Gather, from the listing beneath this task, every line holding the string "Photographer".

■ INFORMATION SHOWN
★ ★ ★
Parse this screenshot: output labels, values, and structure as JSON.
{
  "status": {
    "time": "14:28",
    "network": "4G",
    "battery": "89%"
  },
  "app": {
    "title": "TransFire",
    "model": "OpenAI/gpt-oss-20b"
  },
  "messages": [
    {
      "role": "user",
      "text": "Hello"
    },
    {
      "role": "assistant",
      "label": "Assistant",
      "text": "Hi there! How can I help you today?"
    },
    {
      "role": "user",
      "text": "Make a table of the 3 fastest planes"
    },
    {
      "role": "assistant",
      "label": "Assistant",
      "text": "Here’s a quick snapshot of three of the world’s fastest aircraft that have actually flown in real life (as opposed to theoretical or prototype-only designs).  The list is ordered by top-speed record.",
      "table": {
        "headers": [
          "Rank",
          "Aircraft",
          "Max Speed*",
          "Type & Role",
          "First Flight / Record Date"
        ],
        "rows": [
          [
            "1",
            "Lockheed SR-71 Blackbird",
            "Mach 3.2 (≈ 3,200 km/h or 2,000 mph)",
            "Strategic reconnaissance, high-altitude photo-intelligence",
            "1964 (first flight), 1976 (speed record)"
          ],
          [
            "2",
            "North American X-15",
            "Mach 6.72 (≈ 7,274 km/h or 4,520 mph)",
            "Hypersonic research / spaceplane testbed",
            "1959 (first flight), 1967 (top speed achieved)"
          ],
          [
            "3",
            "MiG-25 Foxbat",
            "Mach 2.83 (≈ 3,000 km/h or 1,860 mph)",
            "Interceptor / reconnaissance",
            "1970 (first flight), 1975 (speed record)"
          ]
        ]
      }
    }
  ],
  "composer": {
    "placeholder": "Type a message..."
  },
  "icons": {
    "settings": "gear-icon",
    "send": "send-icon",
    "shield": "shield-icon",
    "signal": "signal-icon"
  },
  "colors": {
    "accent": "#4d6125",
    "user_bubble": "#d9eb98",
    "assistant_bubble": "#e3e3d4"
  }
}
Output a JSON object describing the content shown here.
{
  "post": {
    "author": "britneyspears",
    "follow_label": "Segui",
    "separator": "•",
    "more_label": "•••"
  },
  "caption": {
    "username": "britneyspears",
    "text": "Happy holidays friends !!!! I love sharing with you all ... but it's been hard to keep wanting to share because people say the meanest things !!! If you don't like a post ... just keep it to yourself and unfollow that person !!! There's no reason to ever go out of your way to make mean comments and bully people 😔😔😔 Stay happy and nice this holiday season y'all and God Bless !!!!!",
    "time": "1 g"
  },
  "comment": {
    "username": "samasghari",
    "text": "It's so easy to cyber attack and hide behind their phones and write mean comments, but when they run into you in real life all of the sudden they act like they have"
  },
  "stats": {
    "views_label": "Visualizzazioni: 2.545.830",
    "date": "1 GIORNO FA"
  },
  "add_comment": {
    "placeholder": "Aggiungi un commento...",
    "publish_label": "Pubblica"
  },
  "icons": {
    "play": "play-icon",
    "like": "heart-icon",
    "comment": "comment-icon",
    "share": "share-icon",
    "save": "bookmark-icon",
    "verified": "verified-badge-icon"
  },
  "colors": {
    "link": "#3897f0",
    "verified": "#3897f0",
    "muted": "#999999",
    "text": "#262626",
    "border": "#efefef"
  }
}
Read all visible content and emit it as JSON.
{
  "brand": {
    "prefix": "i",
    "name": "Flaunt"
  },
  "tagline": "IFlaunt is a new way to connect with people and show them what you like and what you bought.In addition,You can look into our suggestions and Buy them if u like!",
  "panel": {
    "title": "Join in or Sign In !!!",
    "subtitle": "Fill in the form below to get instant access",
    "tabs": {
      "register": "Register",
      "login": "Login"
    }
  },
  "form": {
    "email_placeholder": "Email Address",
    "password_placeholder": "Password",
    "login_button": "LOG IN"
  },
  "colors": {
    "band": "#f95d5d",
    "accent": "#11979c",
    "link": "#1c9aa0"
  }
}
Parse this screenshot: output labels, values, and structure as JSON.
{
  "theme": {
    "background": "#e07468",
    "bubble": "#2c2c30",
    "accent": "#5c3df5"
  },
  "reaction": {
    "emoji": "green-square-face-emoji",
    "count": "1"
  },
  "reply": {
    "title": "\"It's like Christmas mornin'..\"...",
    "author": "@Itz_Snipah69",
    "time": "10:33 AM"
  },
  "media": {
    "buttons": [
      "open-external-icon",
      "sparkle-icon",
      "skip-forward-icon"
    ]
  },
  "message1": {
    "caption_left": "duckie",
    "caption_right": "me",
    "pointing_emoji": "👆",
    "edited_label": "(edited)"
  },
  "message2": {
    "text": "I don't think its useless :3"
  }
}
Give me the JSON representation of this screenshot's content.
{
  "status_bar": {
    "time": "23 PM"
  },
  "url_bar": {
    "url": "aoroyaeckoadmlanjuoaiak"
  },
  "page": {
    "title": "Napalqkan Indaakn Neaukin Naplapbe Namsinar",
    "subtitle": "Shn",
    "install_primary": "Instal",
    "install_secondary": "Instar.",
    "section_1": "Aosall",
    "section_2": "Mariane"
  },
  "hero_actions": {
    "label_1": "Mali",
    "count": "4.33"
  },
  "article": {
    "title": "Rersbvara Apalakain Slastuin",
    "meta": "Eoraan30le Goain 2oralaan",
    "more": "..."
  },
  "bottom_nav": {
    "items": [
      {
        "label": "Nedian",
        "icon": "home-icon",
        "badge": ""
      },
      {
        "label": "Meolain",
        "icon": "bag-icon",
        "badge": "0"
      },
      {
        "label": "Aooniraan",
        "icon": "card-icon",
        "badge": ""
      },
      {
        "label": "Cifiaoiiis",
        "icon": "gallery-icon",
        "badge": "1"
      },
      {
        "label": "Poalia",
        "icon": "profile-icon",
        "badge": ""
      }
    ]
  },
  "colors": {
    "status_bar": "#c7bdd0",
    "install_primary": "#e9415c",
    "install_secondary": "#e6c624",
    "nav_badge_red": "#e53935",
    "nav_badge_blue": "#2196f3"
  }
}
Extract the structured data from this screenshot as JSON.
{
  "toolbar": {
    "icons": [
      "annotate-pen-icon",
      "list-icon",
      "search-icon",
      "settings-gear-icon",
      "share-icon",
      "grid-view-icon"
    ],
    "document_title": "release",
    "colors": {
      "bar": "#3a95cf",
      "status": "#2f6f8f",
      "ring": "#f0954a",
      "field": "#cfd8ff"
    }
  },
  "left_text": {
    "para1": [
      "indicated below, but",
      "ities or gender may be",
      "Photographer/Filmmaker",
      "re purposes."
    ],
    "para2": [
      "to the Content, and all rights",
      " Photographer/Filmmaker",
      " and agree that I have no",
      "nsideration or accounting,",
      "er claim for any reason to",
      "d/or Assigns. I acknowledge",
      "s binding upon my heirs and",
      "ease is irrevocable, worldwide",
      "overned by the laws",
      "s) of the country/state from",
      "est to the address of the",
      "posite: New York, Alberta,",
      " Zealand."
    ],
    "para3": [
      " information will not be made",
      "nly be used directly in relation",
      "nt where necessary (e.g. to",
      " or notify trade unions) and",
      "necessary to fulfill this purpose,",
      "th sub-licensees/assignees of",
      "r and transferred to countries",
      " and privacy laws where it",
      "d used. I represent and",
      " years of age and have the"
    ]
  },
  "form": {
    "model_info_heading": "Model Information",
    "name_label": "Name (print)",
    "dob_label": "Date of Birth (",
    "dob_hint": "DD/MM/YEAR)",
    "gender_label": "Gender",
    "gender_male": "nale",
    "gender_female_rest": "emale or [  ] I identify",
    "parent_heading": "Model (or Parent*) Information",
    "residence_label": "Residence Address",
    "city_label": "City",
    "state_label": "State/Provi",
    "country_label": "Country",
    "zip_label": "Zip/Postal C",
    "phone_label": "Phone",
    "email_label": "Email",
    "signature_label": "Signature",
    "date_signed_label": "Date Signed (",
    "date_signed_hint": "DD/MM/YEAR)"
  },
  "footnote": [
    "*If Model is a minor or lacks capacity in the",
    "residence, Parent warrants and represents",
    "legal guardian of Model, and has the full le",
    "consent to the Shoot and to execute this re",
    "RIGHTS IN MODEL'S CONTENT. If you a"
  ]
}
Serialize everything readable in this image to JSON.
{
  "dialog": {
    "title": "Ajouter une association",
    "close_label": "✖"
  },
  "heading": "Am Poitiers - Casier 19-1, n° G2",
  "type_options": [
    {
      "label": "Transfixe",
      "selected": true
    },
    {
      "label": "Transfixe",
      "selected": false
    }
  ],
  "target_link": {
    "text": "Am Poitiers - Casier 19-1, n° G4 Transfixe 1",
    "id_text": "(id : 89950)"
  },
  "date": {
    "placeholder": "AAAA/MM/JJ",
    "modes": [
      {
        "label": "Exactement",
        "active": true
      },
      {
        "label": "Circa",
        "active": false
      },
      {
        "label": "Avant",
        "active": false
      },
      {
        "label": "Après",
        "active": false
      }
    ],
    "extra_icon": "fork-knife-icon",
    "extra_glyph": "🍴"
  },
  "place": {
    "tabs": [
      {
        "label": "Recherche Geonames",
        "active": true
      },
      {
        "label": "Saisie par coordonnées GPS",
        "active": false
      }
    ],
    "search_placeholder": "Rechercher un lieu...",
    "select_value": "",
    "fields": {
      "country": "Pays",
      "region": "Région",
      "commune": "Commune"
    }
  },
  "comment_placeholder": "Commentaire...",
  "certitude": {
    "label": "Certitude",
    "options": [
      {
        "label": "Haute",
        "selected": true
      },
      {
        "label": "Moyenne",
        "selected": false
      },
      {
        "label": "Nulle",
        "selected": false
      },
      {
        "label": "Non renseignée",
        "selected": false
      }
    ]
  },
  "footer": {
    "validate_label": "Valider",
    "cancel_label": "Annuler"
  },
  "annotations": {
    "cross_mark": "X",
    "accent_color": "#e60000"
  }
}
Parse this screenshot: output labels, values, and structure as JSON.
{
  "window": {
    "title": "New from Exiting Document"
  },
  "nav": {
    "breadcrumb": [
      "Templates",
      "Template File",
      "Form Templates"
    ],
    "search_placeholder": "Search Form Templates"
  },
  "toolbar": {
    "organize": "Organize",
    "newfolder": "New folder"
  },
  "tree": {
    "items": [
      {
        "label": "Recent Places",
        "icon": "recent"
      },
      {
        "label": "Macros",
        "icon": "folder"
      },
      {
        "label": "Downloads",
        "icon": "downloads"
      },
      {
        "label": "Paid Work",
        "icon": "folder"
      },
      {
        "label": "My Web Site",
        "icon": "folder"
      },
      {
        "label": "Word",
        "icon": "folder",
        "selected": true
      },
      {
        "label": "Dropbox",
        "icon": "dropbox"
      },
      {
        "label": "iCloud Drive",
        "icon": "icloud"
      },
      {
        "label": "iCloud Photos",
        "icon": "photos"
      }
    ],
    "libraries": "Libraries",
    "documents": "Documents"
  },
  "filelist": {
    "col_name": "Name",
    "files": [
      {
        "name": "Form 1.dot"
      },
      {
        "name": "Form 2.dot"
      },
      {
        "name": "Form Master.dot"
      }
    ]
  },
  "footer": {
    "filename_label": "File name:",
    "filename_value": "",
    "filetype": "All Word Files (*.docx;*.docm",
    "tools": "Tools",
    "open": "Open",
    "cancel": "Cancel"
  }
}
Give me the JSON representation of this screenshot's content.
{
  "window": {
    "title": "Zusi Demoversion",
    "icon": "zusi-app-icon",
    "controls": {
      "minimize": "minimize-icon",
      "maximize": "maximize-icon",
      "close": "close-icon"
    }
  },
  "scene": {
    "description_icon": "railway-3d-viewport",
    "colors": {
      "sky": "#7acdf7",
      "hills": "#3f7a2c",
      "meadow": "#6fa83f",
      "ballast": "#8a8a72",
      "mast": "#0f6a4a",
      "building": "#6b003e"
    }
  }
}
★ ★ ★
■ ANSWER TO THIS PROBLEM
      "Photographer/Filmmaker",
      " Photographer/Filmmaker",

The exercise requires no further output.